***** Texto extraído *****

Este trabalho, que usufrui da amostragem e datações realizadas por Mougenot (1976) permitiu melhorar e pormenorizar a cartografia geológica existente de Boillot et al. (1978) principalmente no que respeita à localização, extensão e delimitação das formações neogénicas e quaternárias e tectónica. Consequentemente foi possível estabelecer quatro etapas fulcrais para a evolução da área de estudo:

1. Exposição sub-aérea generalizada da plataforma continental – na transição do Paleogénico ao Neogénico. Aproximadamente 2/3 da totalidade da área encontrar-se-ia em exposição sub-aérea, tendo sido talhada uma plataforma de abrasão e ravinado o soco mesozóico.

***** Conteúdo dos registos *****

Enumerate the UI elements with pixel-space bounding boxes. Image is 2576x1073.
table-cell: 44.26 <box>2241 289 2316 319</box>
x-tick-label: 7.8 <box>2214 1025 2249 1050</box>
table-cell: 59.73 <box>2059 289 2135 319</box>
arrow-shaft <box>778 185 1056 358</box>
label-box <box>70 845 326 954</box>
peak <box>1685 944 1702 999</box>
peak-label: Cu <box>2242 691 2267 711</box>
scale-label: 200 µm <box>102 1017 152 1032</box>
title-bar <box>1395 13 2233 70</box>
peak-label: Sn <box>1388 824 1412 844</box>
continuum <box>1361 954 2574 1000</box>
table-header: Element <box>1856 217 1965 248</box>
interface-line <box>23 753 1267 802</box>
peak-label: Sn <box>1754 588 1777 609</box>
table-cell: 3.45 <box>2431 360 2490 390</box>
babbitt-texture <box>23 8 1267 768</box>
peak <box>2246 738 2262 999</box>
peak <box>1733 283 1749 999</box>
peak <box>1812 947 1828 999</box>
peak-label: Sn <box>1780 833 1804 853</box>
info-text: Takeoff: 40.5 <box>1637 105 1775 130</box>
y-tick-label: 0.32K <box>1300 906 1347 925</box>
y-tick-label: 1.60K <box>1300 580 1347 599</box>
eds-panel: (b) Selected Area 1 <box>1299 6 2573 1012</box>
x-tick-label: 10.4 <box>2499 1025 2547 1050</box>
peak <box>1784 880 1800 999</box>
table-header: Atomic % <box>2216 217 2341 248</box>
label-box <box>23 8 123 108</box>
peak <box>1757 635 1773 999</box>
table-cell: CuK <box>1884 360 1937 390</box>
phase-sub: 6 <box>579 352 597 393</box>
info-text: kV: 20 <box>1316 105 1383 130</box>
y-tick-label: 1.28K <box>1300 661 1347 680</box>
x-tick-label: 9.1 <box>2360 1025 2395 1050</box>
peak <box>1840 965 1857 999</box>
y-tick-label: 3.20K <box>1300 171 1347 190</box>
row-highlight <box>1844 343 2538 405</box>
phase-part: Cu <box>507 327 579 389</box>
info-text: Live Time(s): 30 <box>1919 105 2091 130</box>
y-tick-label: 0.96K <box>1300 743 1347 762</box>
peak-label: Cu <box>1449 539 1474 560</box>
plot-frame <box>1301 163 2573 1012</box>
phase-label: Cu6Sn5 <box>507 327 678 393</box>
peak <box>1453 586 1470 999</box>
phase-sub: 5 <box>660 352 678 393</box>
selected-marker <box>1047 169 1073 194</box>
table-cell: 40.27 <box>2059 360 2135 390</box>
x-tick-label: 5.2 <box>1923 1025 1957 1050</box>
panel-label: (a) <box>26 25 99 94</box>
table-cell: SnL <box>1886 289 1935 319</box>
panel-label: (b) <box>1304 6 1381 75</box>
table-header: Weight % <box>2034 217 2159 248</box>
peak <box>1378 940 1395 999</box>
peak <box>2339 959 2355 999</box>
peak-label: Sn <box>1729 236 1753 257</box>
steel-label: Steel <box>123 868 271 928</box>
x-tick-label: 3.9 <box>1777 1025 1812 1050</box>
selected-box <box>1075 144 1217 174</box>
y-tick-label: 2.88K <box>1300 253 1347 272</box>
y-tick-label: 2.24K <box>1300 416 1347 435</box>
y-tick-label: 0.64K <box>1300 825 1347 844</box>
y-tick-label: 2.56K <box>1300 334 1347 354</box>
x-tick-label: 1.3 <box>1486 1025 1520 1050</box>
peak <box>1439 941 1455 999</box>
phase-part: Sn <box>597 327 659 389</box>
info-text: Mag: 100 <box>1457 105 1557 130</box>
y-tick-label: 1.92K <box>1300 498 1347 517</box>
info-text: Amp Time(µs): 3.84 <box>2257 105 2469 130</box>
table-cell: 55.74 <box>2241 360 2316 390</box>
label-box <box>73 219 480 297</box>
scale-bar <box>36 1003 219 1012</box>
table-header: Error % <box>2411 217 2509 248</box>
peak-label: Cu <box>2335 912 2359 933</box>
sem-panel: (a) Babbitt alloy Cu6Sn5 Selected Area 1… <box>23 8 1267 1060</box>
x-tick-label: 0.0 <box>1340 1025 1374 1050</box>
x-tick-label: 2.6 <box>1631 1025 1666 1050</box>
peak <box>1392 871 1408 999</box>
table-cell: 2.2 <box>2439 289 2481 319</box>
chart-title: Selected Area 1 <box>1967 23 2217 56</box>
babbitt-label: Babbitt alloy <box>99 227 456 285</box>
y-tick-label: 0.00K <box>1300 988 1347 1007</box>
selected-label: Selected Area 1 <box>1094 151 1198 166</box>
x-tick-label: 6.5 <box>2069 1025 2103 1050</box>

*****

• **Instruções da tarefa**
Transcreva do texto extraído, sem qualquer alteração, o trecho entre "Este trabalho, que" e "o soco mesozóico.", ambos incluídos.

• **Resposta ao exercício**
Este trabalho, que usufrui da amostragem e datações realizadas por Mougenot (1976) permitiu melhorar e pormenorizar a cartografia geológica existente de Boillot et al. (1978) principalmente no que respeita à localização, extensão e delimitação das formações neogénicas e quaternárias e tectónica. Consequentemente foi possível estabelecer quatro etapas fulcrais para a evolução da área de estudo:

1. Exposição sub-aérea generalizada da plataforma continental – na transição do Paleogénico ao Neogénico. Aproximadamente 2/3 da totalidade da área encontrar-se-ia em exposição sub-aérea, tendo sido talhada uma plataforma de abrasão e ravinado o soco mesozóico.